What is needed
Print the entries below word for word; the pictures stay out of your copy.

[Data excerpts]
******

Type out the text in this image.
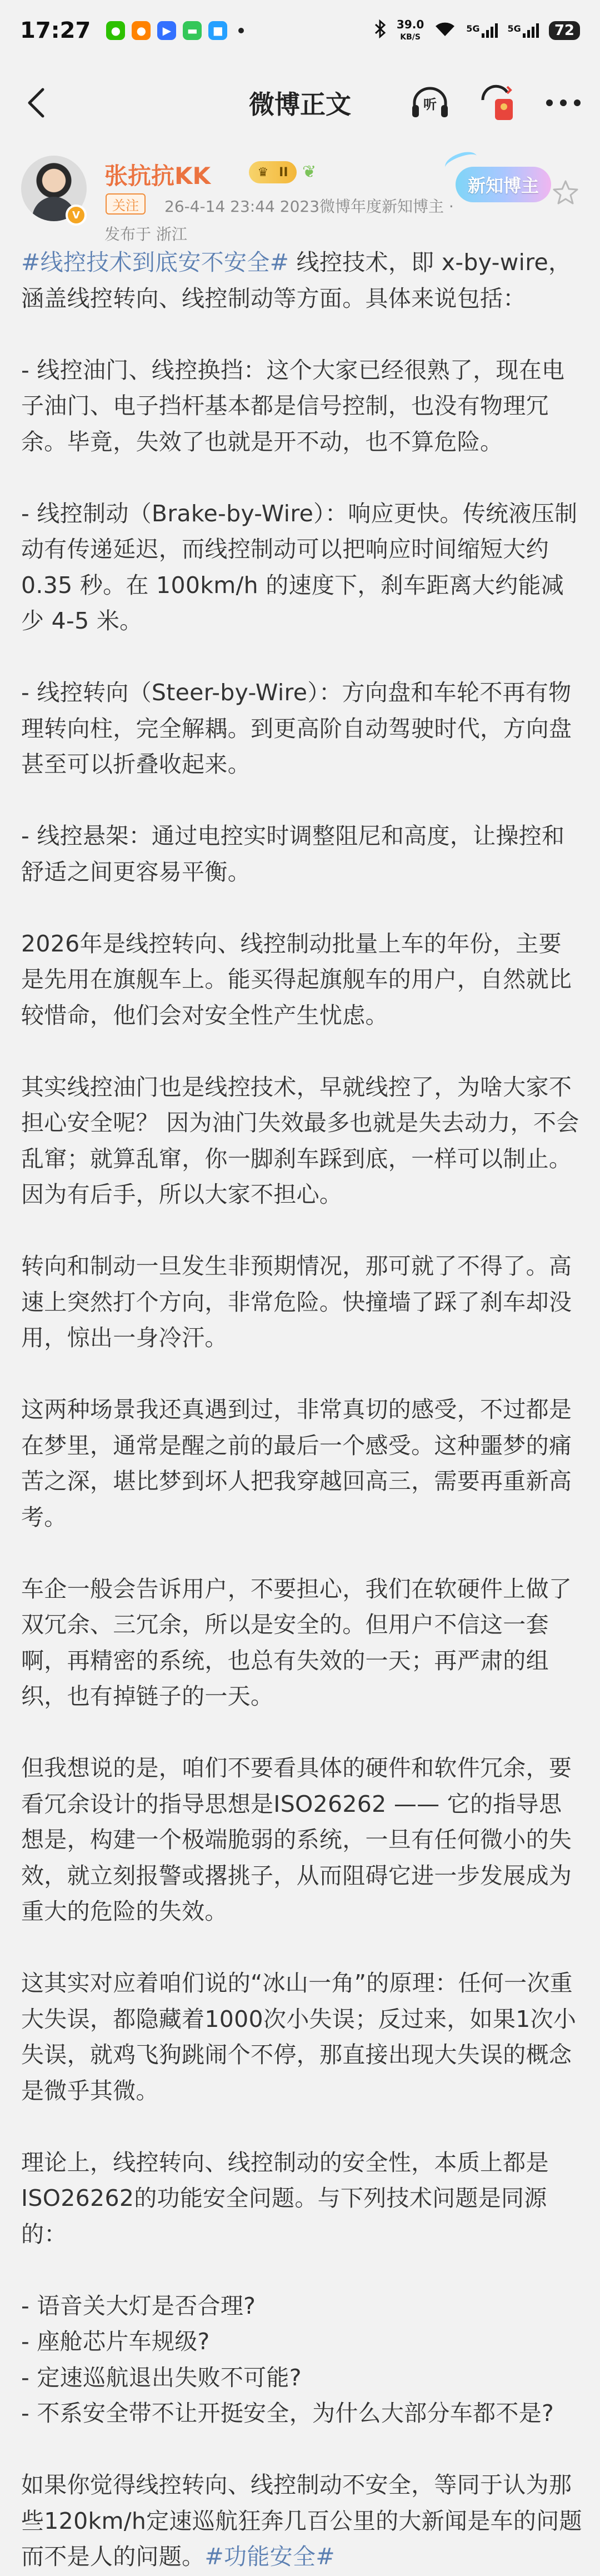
17:27	●	●	▶	▬	■	39.0
KB/S
5G	5G	72
微博正文	听
V
张抗抗KK	♛ II ❦
关注	26-4-14 23:44 2023微博年度新知博主 ·
发布于 浙江
新知博主

#线控技术到底安不安全# 线控技术，即 x-by-wire，涵盖线控转向、线控制动等方面。具体来说包括：

- 线控油门、线控换挡：这个大家已经很熟了，现在电子油门、电子挡杆基本都是信号控制，也没有物理冗余。毕竟，失效了也就是开不动，也不算危险。

- 线控制动（Brake-by-Wire）：响应更快。传统液压制动有传递延迟，而线控制动可以把响应时间缩短大约 0.35 秒。在 100km/h 的速度下，刹车距离大约能减少 4-5 米。

- 线控转向（Steer-by-Wire）：方向盘和车轮不再有物理转向柱，完全解耦。到更高阶自动驾驶时代，方向盘甚至可以折叠收起来。

- 线控悬架：通过电控实时调整阻尼和高度，让操控和舒适之间更容易平衡。

2026年是线控转向、线控制动批量上车的年份，主要是先用在旗舰车上。能买得起旗舰车的用户，自然就比较惜命，他们会对安全性产生忧虑。

其实线控油门也是线控技术，早就线控了，为啥大家不担心安全呢？ 因为油门失效最多也就是失去动力，不会乱窜；就算乱窜，你一脚刹车踩到底，一样可以制止。因为有后手，所以大家不担心。

转向和制动一旦发生非预期情况，那可就了不得了。高速上突然打个方向，非常危险。快撞墙了踩了刹车却没用，惊出一身冷汗。

这两种场景我还真遇到过，非常真切的感受，不过都是在梦里，通常是醒之前的最后一个感受。这种噩梦的痛苦之深，堪比梦到坏人把我穿越回高三，需要再重新高考。

车企一般会告诉用户，不要担心，我们在软硬件上做了双冗余、三冗余，所以是安全的。但用户不信这一套啊，再精密的系统，也总有失效的一天；再严肃的组织，也有掉链子的一天。

但我想说的是，咱们不要看具体的硬件和软件冗余，要看冗余设计的指导思想是ISO26262 —— 它的指导思想是，构建一个极端脆弱的系统，一旦有任何微小的失效，就立刻报警或撂挑子，从而阻碍它进一步发展成为重大的危险的失效。

这其实对应着咱们说的“冰山一角”的原理：任何一次重大失误，都隐藏着1000次小失误；反过来，如果1次小失误，就鸡飞狗跳闹个不停，那直接出现大失误的概念是微乎其微。

理论上，线控转向、线控制动的安全性，本质上都是ISO26262的功能安全问题。与下列技术问题是同源的：

- 语音关大灯是否合理?

- 座舱芯片车规级?

- 定速巡航退出失败不可能?

- 不系安全带不让开挺安全，为什么大部分车都不是?

如果你觉得线控转向、线控制动不安全，等同于认为那些120km/h定速巡航狂奔几百公里的大新闻是车的问题而不是人的问题。#功能安全#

******

Written response
Type out the text in this image.
17:27	●	●	▶	▬	■	39.0
KB/S
5G	5G	72
微博正文	听
V
张抗抗KK	♛ II ❦
关注	26-4-14 23:44 2023微博年度新知博主 ·
发布于 浙江
新知博主

#线控技术到底安不安全# 线控技术，即 x-by-wire，涵盖线控转向、线控制动等方面。具体来说包括：

- 线控油门、线控换挡：这个大家已经很熟了，现在电子油门、电子挡杆基本都是信号控制，也没有物理冗余。毕竟，失效了也就是开不动，也不算危险。

- 线控制动（Brake-by-Wire）：响应更快。传统液压制动有传递延迟，而线控制动可以把响应时间缩短大约 0.35 秒。在 100km/h 的速度下，刹车距离大约能减少 4-5 米。

- 线控转向（Steer-by-Wire）：方向盘和车轮不再有物理转向柱，完全解耦。到更高阶自动驾驶时代，方向盘甚至可以折叠收起来。

- 线控悬架：通过电控实时调整阻尼和高度，让操控和舒适之间更容易平衡。

2026年是线控转向、线控制动批量上车的年份，主要是先用在旗舰车上。能买得起旗舰车的用户，自然就比较惜命，他们会对安全性产生忧虑。

其实线控油门也是线控技术，早就线控了，为啥大家不担心安全呢？ 因为油门失效最多也就是失去动力，不会乱窜；就算乱窜，你一脚刹车踩到底，一样可以制止。因为有后手，所以大家不担心。

转向和制动一旦发生非预期情况，那可就了不得了。高速上突然打个方向，非常危险。快撞墙了踩了刹车却没用，惊出一身冷汗。

这两种场景我还真遇到过，非常真切的感受，不过都是在梦里，通常是醒之前的最后一个感受。这种噩梦的痛苦之深，堪比梦到坏人把我穿越回高三，需要再重新高考。

车企一般会告诉用户，不要担心，我们在软硬件上做了双冗余、三冗余，所以是安全的。但用户不信这一套啊，再精密的系统，也总有失效的一天；再严肃的组织，也有掉链子的一天。

但我想说的是，咱们不要看具体的硬件和软件冗余，要看冗余设计的指导思想是ISO26262 —— 它的指导思想是，构建一个极端脆弱的系统，一旦有任何微小的失效，就立刻报警或撂挑子，从而阻碍它进一步发展成为重大的危险的失效。

这其实对应着咱们说的“冰山一角”的原理：任何一次重大失误，都隐藏着1000次小失误；反过来，如果1次小失误，就鸡飞狗跳闹个不停，那直接出现大失误的概念是微乎其微。

理论上，线控转向、线控制动的安全性，本质上都是ISO26262的功能安全问题。与下列技术问题是同源的：

- 语音关大灯是否合理?

- 座舱芯片车规级?

- 定速巡航退出失败不可能?

- 不系安全带不让开挺安全，为什么大部分车都不是?

如果你觉得线控转向、线控制动不安全，等同于认为那些120km/h定速巡航狂奔几百公里的大新闻是车的问题而不是人的问题。#功能安全#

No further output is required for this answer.